§ **Goal of the exercise**
Records follow. Pull out every line that contains "page".

§ **Supplied data**
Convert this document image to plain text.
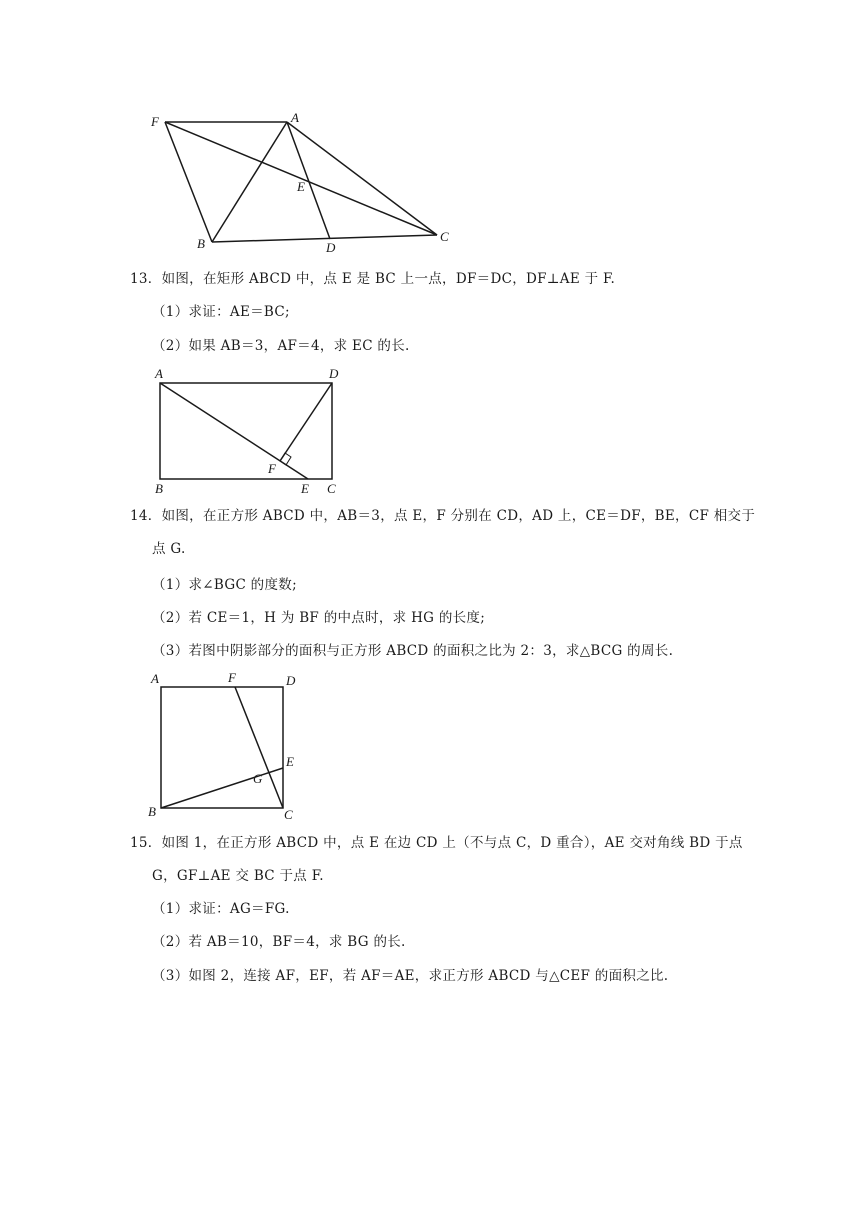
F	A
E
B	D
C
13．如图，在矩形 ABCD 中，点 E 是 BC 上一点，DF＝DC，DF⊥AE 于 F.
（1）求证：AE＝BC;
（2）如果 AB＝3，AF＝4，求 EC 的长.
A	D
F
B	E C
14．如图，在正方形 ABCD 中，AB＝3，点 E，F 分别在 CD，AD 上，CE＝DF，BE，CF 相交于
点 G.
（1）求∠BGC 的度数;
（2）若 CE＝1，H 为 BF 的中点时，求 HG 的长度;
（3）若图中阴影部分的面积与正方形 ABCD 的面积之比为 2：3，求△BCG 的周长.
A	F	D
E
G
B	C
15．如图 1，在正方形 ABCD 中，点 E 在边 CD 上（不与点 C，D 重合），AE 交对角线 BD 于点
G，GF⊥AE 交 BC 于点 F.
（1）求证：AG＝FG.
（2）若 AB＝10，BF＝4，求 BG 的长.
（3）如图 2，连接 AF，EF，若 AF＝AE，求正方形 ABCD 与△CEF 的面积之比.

--

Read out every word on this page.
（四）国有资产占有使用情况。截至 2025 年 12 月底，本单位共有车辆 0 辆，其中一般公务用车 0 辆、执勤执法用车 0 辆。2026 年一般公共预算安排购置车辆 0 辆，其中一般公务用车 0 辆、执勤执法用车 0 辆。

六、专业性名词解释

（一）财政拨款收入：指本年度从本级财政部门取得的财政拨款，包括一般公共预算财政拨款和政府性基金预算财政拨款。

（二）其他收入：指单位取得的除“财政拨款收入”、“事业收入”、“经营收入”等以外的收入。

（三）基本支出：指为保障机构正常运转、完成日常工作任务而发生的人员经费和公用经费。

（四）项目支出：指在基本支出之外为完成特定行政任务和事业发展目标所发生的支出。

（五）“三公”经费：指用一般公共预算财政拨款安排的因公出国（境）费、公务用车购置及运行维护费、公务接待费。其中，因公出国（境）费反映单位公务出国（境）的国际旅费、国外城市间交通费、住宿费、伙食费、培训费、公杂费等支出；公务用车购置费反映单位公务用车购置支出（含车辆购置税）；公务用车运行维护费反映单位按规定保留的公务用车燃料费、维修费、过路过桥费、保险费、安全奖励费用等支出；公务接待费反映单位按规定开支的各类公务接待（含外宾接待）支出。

---

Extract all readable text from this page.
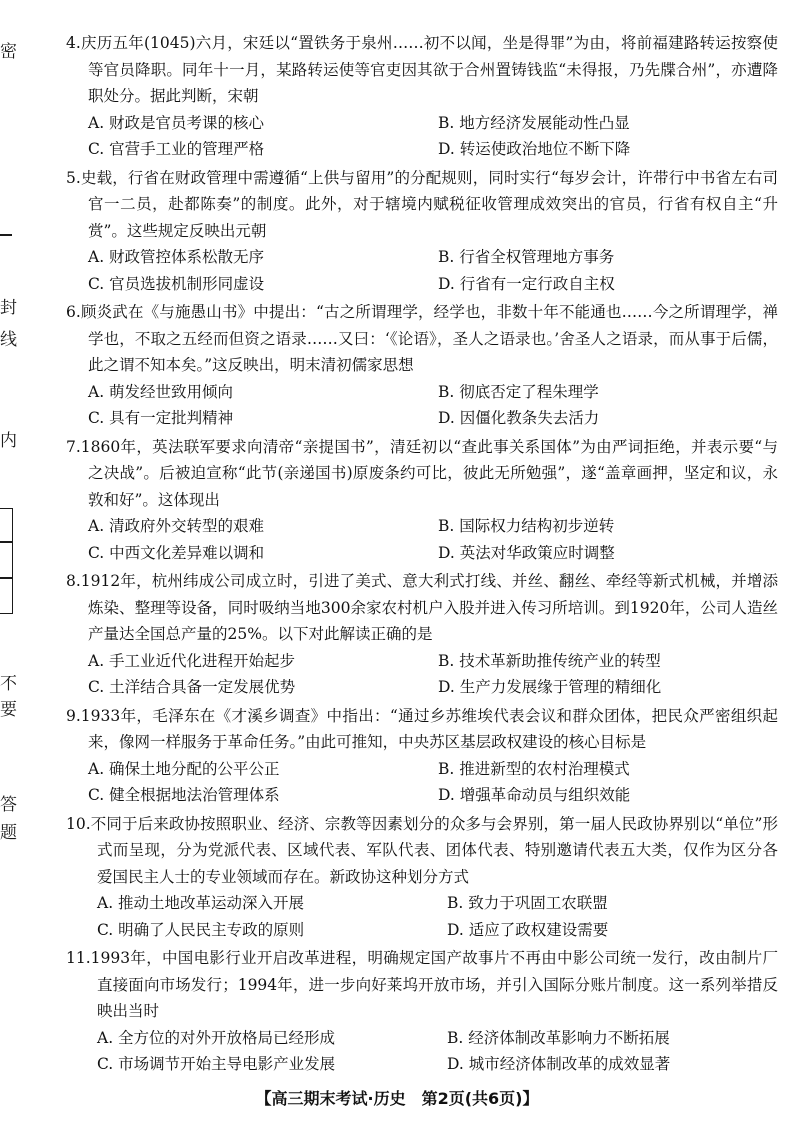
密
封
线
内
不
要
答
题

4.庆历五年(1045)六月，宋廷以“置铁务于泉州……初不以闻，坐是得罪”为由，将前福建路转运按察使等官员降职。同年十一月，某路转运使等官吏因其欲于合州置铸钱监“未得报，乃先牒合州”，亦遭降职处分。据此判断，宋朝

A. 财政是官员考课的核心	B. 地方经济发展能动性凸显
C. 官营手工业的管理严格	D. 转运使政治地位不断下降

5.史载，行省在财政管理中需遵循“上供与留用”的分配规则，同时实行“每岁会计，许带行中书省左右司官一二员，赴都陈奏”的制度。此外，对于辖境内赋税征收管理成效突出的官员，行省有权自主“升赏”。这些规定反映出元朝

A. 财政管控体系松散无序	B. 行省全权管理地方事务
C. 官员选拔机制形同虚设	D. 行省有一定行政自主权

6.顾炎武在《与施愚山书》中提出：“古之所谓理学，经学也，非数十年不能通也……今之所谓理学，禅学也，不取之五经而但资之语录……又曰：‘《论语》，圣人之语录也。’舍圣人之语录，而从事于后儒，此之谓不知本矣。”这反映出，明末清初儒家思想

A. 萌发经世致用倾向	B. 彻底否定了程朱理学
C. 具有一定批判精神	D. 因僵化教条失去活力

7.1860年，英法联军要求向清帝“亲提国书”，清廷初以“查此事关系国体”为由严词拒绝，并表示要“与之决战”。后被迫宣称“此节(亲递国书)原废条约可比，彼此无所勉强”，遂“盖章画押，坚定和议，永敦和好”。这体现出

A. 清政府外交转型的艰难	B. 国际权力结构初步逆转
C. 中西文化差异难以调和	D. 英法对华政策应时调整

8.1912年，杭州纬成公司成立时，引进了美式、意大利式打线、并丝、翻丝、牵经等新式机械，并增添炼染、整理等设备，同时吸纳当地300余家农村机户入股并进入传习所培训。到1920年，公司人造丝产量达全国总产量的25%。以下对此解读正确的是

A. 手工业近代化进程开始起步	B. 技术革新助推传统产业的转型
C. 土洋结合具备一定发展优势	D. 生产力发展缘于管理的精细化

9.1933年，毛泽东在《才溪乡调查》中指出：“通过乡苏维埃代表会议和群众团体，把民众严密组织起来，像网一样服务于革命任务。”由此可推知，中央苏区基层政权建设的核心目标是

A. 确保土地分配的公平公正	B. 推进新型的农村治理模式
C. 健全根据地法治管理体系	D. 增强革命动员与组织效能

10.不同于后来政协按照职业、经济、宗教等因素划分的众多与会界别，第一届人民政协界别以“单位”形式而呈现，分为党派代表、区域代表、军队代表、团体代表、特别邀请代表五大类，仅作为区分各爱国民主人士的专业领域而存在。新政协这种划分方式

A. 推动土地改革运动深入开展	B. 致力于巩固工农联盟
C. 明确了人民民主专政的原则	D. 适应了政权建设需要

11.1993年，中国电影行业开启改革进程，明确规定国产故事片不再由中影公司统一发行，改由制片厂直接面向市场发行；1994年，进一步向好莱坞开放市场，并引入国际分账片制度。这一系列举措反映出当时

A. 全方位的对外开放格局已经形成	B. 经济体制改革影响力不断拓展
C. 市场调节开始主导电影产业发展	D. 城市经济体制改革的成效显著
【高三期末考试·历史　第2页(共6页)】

§ **The response**
Read out every word on this page.
Extract all readable text from this page.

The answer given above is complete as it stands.